--- start of PROVIDED DATA ---

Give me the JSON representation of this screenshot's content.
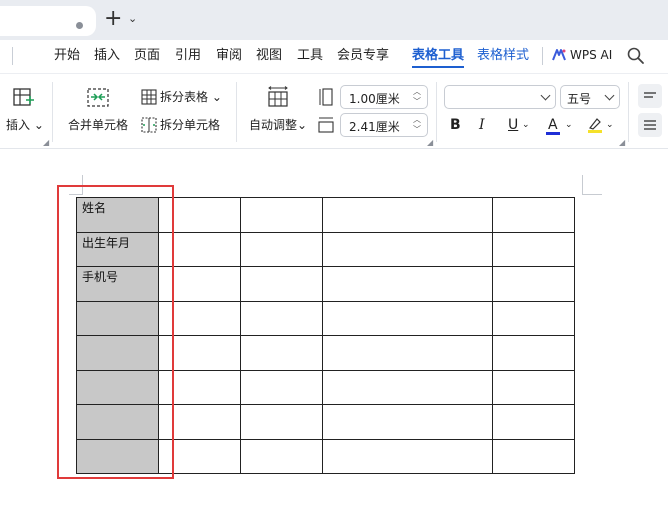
{
  "tabstrip": {
    "new_tab": "+",
    "menu_chevron": "⌄"
  },
  "menu": {
    "items": [
      "开始",
      "插入",
      "页面",
      "引用",
      "审阅",
      "视图",
      "工具",
      "会员专享",
      "表格工具",
      "表格样式"
    ],
    "active": "表格工具",
    "ai_label": "WPS AI"
  },
  "ribbon": {
    "insert_label": "插入",
    "merge_label": "合并单元格",
    "split_table_label": "拆分表格",
    "split_cell_label": "拆分单元格",
    "autofit_label": "自动调整",
    "row_height": "1.00厘米",
    "col_width": "2.41厘米",
    "font_name": "",
    "font_size": "五号",
    "bold": "B",
    "italic": "I",
    "underline": "U",
    "font_color": "A",
    "highlight_color": "#f5e12a",
    "font_color_bar": "#1f2fd6"
  },
  "table": {
    "rows": [
      [
        "姓名",
        "",
        "",
        "",
        ""
      ],
      [
        "出生年月",
        "",
        "",
        "",
        ""
      ],
      [
        "手机号",
        "",
        "",
        "",
        ""
      ],
      [
        "",
        "",
        "",
        "",
        ""
      ],
      [
        "",
        "",
        "",
        "",
        ""
      ],
      [
        "",
        "",
        "",
        "",
        ""
      ],
      [
        "",
        "",
        "",
        "",
        ""
      ],
      [
        "",
        "",
        "",
        "",
        ""
      ]
    ]
  },
  "colors": {
    "accent": "#1d5fd0",
    "selection_outline": "#e03a3a",
    "selected_fill": "#c8c8c8"
  }
}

--- end of PROVIDED DATA ---

* _PROBLEM DESCRIPTION_:
Exclude every picture and copy the remaining data exactly.

* _OUTPUT BELOW_:
Give me the JSON representation of this screenshot's content.
{
  "tabstrip": {
    "new_tab": "+",
    "menu_chevron": "⌄"
  },
  "menu": {
    "items": [
      "开始",
      "插入",
      "页面",
      "引用",
      "审阅",
      "视图",
      "工具",
      "会员专享",
      "表格工具",
      "表格样式"
    ],
    "active": "表格工具",
    "ai_label": "WPS AI"
  },
  "ribbon": {
    "insert_label": "插入",
    "merge_label": "合并单元格",
    "split_table_label": "拆分表格",
    "split_cell_label": "拆分单元格",
    "autofit_label": "自动调整",
    "row_height": "1.00厘米",
    "col_width": "2.41厘米",
    "font_name": "",
    "font_size": "五号",
    "bold": "B",
    "italic": "I",
    "underline": "U",
    "font_color": "A",
    "highlight_color": "#f5e12a",
    "font_color_bar": "#1f2fd6"
  },
  "table": {
    "rows": [
      [
        "姓名",
        "",
        "",
        "",
        ""
      ],
      [
        "出生年月",
        "",
        "",
        "",
        ""
      ],
      [
        "手机号",
        "",
        "",
        "",
        ""
      ],
      [
        "",
        "",
        "",
        "",
        ""
      ],
      [
        "",
        "",
        "",
        "",
        ""
      ],
      [
        "",
        "",
        "",
        "",
        ""
      ],
      [
        "",
        "",
        "",
        "",
        ""
      ],
      [
        "",
        "",
        "",
        "",
        ""
      ]
    ]
  },
  "colors": {
    "accent": "#1d5fd0",
    "selection_outline": "#e03a3a",
    "selected_fill": "#c8c8c8"
  }
}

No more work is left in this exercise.